** BEGIN Provided data **

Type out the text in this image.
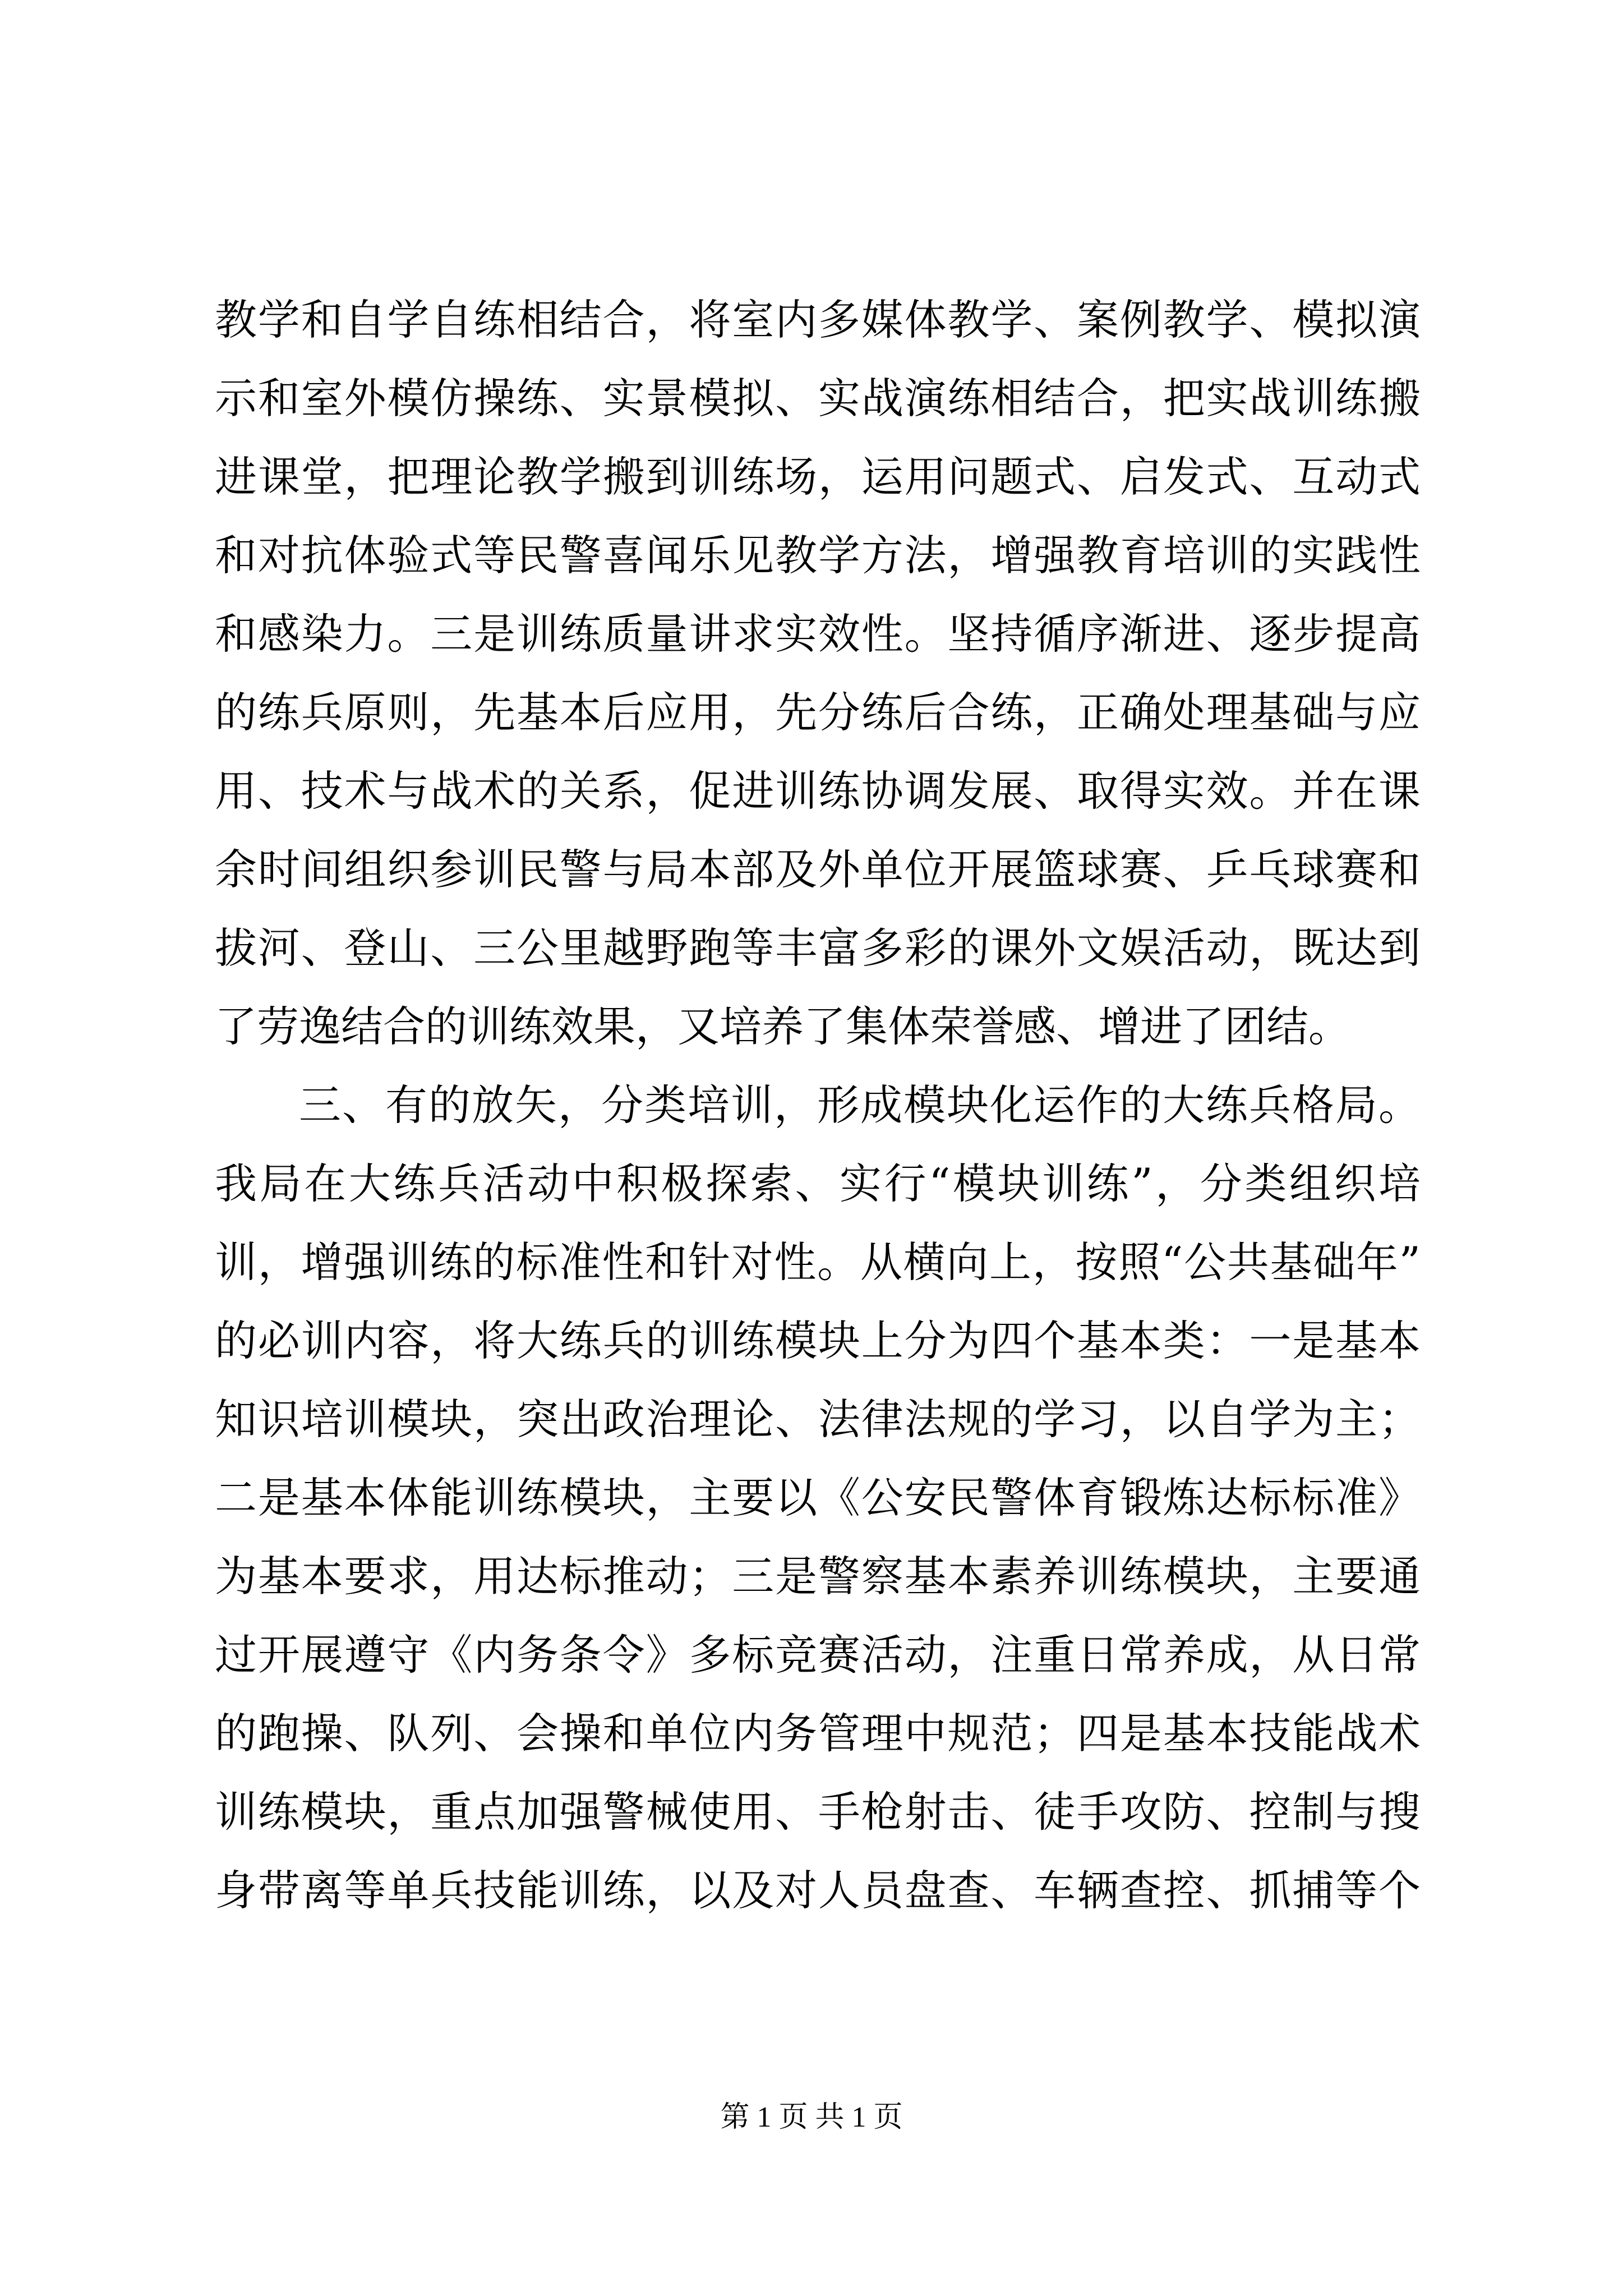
教学和自学自练相结合，将室内多媒体教学、案例教学、模拟演
示和室外模仿操练、实景模拟、实战演练相结合，把实战训练搬
进课堂，把理论教学搬到训练场，运用问题式、启发式、互动式
和对抗体验式等民警喜闻乐见教学方法，增强教育培训的实践性
和感染力。三是训练质量讲求实效性。坚持循序渐进、逐步提高
的练兵原则，先基本后应用，先分练后合练，正确处理基础与应
用、技术与战术的关系，促进训练协调发展、取得实效。并在课
余时间组织参训民警与局本部及外单位开展篮球赛、乒乓球赛和
拔河、登山、三公里越野跑等丰富多彩的课外文娱活动，既达到
了劳逸结合的训练效果，又培养了集体荣誉感、增进了团结。
三、有的放矢，分类培训，形成模块化运作的大练兵格局。
我局在大练兵活动中积极探索、实行“模块训练”，分类组织培
训，增强训练的标准性和针对性。从横向上，按照“公共基础年”
的必训内容，将大练兵的训练模块上分为四个基本类：一是基本
知识培训模块，突出政治理论、法律法规的学习，以自学为主；
二是基本体能训练模块，主要以《公安民警体育锻炼达标标准》
为基本要求，用达标推动；三是警察基本素养训练模块，主要通
过开展遵守《内务条令》多标竞赛活动，注重日常养成，从日常
的跑操、队列、会操和单位内务管理中规范；四是基本技能战术
训练模块，重点加强警械使用、手枪射击、徒手攻防、控制与搜
身带离等单兵技能训练，以及对人员盘查、车辆查控、抓捕等个
第 1 页 共 1 页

** END Provided data **

* Given instruction
Write out all the records again, exactly, minus any pictures.

* Correct output
Type out the text in this image.
教学和自学自练相结合，将室内多媒体教学、案例教学、模拟演
示和室外模仿操练、实景模拟、实战演练相结合，把实战训练搬
进课堂，把理论教学搬到训练场，运用问题式、启发式、互动式
和对抗体验式等民警喜闻乐见教学方法，增强教育培训的实践性
和感染力。三是训练质量讲求实效性。坚持循序渐进、逐步提高
的练兵原则，先基本后应用，先分练后合练，正确处理基础与应
用、技术与战术的关系，促进训练协调发展、取得实效。并在课
余时间组织参训民警与局本部及外单位开展篮球赛、乒乓球赛和
拔河、登山、三公里越野跑等丰富多彩的课外文娱活动，既达到
了劳逸结合的训练效果，又培养了集体荣誉感、增进了团结。
三、有的放矢，分类培训，形成模块化运作的大练兵格局。
我局在大练兵活动中积极探索、实行“模块训练”，分类组织培
训，增强训练的标准性和针对性。从横向上，按照“公共基础年”
的必训内容，将大练兵的训练模块上分为四个基本类：一是基本
知识培训模块，突出政治理论、法律法规的学习，以自学为主；
二是基本体能训练模块，主要以《公安民警体育锻炼达标标准》
为基本要求，用达标推动；三是警察基本素养训练模块，主要通
过开展遵守《内务条令》多标竞赛活动，注重日常养成，从日常
的跑操、队列、会操和单位内务管理中规范；四是基本技能战术
训练模块，重点加强警械使用、手枪射击、徒手攻防、控制与搜
身带离等单兵技能训练，以及对人员盘查、车辆查控、抓捕等个
第 1 页 共 1 页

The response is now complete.